-- What this task involves --
Using the entries that follow, count the lines containing the word "granicy" and give that number by itself.

-- Materials provided --
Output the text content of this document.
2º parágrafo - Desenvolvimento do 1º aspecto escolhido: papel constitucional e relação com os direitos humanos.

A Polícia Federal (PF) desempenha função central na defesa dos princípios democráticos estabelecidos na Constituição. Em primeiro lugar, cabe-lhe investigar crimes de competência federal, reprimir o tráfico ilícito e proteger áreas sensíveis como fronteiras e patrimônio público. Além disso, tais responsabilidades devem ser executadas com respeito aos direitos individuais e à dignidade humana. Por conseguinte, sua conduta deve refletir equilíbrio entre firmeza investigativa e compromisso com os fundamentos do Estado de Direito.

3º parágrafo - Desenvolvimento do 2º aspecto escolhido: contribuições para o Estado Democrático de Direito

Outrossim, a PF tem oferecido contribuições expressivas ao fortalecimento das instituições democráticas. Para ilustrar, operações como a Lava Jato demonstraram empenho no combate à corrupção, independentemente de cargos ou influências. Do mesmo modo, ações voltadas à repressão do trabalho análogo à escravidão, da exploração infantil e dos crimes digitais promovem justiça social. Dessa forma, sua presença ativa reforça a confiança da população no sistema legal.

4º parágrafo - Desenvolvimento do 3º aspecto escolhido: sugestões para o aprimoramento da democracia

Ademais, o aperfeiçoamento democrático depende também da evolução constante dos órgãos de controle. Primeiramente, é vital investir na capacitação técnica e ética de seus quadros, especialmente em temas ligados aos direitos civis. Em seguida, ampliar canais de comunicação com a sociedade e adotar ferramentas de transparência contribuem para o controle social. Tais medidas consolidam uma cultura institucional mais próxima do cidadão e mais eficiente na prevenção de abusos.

--

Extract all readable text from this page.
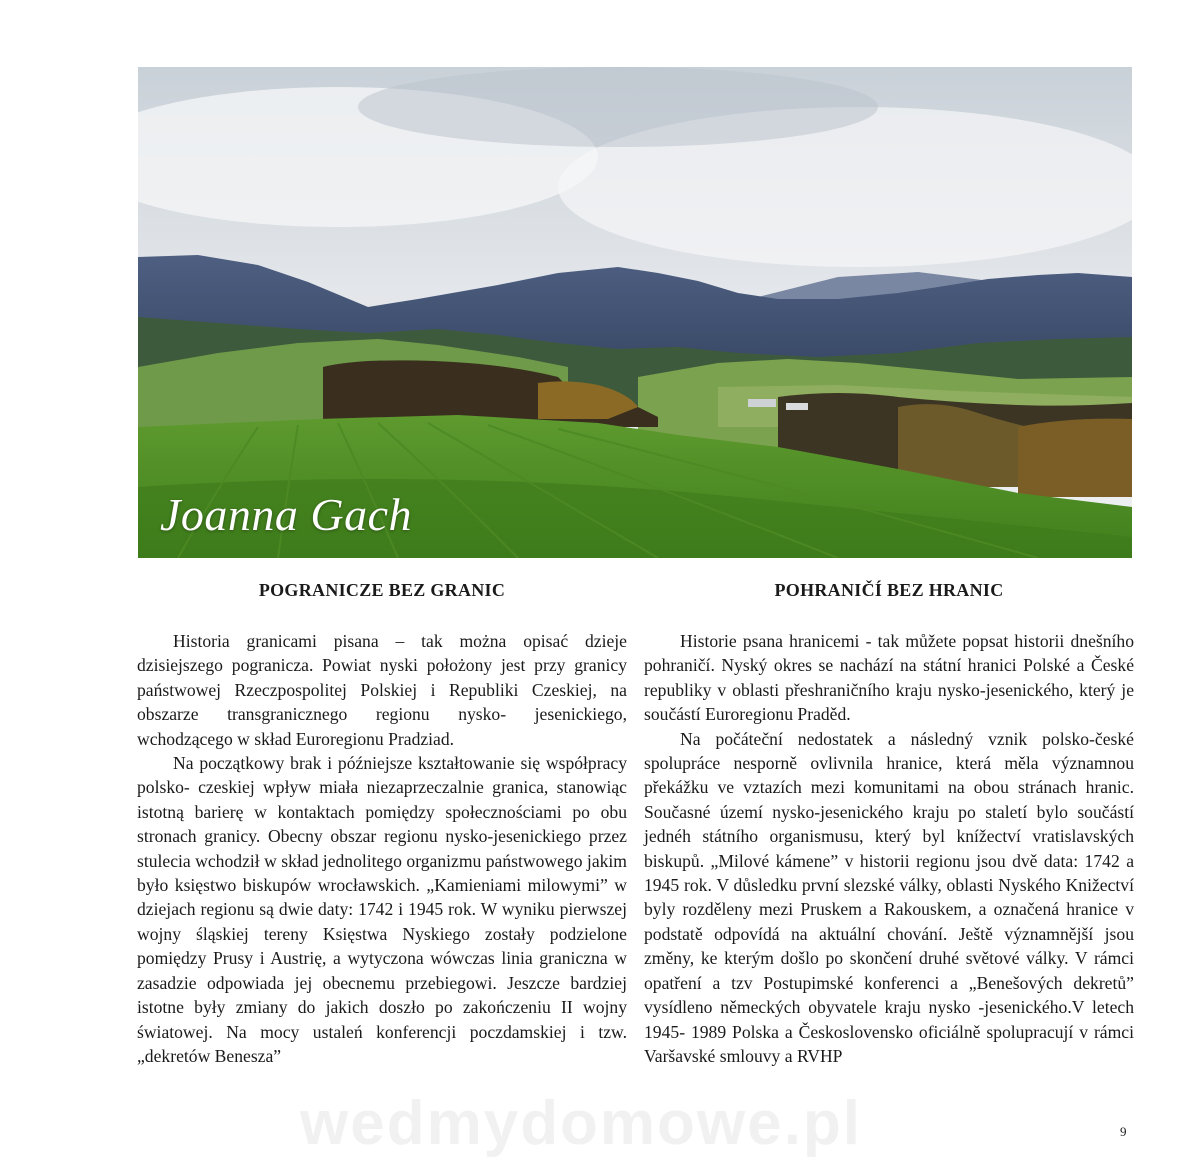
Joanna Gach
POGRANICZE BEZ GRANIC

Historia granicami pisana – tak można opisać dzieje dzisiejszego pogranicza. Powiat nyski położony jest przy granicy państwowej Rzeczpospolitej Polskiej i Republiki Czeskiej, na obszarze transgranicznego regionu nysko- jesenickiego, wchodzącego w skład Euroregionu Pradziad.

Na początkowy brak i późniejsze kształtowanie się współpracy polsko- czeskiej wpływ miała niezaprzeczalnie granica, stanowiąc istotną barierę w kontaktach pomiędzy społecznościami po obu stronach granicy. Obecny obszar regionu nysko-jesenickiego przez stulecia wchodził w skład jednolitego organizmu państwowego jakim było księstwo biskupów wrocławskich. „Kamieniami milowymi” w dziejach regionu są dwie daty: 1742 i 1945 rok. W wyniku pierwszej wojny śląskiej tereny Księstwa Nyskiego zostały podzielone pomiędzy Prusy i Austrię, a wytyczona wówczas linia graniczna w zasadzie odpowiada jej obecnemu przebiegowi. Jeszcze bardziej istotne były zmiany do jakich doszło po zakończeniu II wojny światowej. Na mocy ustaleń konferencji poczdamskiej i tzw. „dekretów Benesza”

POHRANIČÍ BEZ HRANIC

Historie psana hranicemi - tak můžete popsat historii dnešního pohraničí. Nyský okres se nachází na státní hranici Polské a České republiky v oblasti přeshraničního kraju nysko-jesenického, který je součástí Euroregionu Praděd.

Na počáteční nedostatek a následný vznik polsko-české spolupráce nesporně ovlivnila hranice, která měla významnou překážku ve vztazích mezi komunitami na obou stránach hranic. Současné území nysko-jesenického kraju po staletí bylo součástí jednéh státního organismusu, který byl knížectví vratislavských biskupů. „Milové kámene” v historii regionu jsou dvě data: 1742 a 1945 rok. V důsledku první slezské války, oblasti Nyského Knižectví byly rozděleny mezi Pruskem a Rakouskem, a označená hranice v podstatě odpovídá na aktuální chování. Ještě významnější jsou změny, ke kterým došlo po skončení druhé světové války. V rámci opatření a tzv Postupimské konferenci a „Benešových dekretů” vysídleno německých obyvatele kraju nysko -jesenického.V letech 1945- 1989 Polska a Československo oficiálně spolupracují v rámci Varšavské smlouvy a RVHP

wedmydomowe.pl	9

-- Exercise solution --
2